(Saved entries)
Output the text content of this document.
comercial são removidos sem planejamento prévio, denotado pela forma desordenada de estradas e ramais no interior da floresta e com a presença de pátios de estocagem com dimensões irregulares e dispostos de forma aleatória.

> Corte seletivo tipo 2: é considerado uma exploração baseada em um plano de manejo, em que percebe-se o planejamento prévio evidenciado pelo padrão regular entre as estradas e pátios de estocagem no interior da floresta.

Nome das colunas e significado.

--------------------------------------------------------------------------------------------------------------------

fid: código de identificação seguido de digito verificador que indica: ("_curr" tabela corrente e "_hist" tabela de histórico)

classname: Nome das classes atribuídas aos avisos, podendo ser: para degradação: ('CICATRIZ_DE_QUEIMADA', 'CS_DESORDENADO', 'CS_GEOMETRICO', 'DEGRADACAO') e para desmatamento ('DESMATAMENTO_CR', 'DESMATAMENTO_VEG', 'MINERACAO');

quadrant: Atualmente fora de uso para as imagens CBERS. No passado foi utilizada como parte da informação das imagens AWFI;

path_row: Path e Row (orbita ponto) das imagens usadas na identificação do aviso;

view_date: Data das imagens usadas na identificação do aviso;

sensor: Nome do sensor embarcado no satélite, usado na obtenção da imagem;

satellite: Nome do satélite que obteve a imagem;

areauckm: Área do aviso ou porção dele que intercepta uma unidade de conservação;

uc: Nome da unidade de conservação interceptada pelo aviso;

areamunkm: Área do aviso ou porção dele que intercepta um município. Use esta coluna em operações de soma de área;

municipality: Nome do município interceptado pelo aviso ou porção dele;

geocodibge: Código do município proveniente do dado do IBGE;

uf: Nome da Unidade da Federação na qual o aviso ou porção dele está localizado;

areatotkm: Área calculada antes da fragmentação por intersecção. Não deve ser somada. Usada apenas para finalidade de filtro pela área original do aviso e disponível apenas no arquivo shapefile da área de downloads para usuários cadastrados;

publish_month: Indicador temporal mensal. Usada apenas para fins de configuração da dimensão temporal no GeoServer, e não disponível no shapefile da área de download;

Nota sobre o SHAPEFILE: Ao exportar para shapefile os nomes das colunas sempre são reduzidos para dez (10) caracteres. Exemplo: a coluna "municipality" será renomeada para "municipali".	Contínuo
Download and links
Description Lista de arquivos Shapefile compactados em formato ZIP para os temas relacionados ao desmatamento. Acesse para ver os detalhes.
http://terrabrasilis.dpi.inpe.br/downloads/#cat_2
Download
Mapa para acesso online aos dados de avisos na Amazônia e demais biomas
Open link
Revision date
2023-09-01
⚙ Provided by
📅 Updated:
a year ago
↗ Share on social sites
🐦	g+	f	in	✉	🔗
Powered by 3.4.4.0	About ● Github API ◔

| PROBLEM REQUIREMENTS |
Gather, from the listing above, every line carrying the word "downloads".

| THE OUTPUT |
areatotkm: Área calculada antes da fragmentação por intersecção. Não deve ser somada. Usada apenas para finalidade de filtro pela área original do aviso e disponível apenas no arquivo shapefile da área de downloads para usuários cadastrados;
http://terrabrasilis.dpi.inpe.br/downloads/#cat_2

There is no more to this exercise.